**EXERCISE:** Gather every line holding the string "Alternative".

^^^^^^^^

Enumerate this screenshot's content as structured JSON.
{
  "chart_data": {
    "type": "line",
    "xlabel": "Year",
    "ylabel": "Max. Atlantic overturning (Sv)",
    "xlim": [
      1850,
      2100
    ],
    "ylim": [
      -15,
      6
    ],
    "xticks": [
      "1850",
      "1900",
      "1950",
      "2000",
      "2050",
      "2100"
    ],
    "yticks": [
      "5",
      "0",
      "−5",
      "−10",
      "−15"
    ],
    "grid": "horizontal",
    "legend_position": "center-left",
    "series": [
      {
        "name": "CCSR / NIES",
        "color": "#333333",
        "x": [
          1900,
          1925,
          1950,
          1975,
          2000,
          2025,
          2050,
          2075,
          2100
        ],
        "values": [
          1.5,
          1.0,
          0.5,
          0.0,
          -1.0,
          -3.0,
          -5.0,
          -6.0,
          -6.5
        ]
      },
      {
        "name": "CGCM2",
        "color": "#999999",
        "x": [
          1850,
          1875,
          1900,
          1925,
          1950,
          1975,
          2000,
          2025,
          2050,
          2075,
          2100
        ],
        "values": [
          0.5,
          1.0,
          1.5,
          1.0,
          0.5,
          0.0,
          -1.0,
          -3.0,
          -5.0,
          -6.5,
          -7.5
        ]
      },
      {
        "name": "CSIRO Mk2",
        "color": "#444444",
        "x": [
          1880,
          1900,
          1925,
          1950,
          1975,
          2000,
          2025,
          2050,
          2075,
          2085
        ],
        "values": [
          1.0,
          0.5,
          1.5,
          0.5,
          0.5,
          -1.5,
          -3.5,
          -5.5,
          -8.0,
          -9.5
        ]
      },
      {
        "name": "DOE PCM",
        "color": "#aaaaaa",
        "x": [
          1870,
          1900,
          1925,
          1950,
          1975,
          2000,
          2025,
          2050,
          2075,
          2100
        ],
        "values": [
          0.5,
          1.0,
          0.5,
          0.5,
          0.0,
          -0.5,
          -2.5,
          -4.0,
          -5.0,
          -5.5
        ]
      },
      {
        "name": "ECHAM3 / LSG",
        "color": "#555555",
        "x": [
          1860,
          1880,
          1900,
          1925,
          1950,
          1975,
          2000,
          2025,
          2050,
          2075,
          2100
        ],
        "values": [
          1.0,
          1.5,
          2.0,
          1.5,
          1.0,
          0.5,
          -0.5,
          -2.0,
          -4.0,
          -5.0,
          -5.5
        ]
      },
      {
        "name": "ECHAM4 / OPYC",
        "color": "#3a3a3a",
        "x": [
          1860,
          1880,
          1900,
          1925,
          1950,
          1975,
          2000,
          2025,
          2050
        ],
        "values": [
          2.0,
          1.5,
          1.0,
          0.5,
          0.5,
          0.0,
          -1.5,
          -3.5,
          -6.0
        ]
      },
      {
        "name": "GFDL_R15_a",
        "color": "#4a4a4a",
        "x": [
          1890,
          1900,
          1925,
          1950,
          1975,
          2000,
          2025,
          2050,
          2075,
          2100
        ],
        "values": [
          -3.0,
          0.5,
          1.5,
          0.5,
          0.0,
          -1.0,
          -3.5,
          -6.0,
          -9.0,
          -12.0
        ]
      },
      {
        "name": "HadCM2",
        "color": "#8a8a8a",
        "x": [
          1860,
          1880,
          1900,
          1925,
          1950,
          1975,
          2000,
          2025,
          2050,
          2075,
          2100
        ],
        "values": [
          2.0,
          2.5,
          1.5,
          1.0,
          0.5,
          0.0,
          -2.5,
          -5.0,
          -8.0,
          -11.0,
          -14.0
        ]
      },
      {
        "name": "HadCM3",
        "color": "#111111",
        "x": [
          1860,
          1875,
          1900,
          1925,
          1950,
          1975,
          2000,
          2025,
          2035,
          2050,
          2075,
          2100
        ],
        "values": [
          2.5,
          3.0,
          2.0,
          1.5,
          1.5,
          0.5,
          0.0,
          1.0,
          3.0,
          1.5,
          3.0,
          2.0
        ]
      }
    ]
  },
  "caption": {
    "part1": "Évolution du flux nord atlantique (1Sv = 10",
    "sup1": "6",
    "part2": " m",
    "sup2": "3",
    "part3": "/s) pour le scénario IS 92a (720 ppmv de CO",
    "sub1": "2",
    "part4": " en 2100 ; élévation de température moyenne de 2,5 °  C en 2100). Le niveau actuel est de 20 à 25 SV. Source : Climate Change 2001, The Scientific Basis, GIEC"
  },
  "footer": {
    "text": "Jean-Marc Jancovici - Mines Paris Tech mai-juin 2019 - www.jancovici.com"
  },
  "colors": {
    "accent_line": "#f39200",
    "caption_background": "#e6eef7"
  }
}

^^^^^^^^

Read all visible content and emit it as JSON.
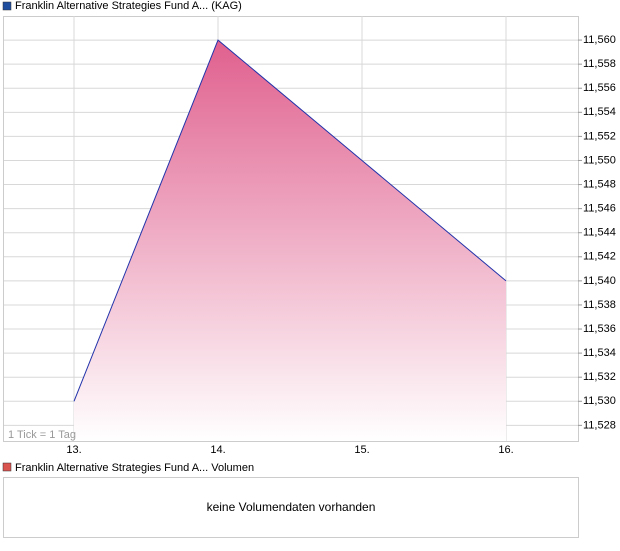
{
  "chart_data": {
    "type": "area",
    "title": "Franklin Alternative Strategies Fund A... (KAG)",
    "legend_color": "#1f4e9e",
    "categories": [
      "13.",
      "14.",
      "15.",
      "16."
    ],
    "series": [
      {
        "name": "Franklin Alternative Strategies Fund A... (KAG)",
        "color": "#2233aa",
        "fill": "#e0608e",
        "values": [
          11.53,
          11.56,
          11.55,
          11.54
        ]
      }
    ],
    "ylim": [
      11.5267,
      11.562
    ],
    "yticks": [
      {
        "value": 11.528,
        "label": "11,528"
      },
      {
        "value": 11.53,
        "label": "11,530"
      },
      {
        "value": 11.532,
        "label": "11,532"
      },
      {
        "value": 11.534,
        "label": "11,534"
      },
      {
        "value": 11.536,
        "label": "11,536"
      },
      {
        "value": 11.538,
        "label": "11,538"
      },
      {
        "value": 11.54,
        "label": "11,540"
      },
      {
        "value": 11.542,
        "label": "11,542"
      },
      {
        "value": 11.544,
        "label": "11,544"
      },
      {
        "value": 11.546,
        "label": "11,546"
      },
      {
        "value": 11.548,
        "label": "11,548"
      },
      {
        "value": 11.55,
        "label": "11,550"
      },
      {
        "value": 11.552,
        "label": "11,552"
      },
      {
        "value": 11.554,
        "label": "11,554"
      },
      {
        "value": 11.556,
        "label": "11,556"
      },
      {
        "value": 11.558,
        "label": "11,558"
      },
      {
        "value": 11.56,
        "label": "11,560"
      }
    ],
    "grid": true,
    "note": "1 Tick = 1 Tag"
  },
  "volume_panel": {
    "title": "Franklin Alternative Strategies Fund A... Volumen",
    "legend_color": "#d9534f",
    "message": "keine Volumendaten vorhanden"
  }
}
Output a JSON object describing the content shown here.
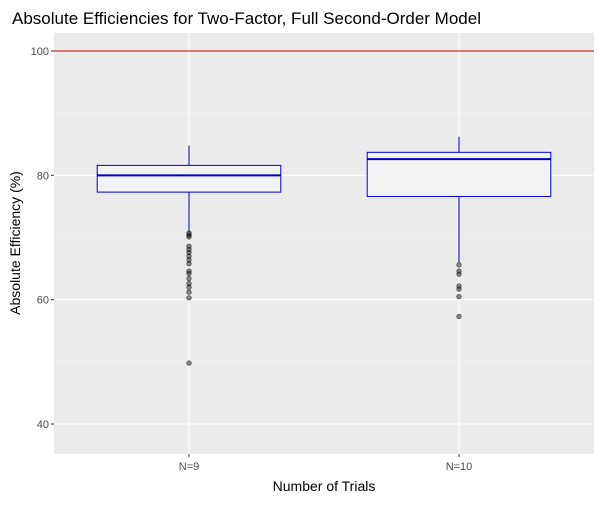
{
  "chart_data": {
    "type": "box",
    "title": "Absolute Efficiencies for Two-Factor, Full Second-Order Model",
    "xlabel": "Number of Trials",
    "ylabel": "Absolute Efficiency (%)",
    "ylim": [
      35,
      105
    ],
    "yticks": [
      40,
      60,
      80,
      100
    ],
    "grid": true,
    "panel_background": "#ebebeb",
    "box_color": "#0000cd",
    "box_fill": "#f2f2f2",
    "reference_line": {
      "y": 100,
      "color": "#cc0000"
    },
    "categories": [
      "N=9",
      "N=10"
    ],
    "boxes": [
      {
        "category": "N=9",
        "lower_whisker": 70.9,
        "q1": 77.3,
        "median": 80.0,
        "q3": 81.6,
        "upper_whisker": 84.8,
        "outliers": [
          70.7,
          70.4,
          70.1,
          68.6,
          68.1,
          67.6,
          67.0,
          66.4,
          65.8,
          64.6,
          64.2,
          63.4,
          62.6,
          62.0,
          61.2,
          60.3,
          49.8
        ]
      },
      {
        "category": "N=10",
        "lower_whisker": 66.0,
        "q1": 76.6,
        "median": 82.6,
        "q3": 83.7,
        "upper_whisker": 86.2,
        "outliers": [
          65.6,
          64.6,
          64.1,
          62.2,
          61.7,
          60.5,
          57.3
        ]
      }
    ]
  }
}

^^^^^^^^

**TASK ANSWER:**
    "title": "Franklin Alternative Strategies Fund A... (KAG)",
        "name": "Franklin Alternative Strategies Fund A... (KAG)",
    "title": "Franklin Alternative Strategies Fund A... Volumen",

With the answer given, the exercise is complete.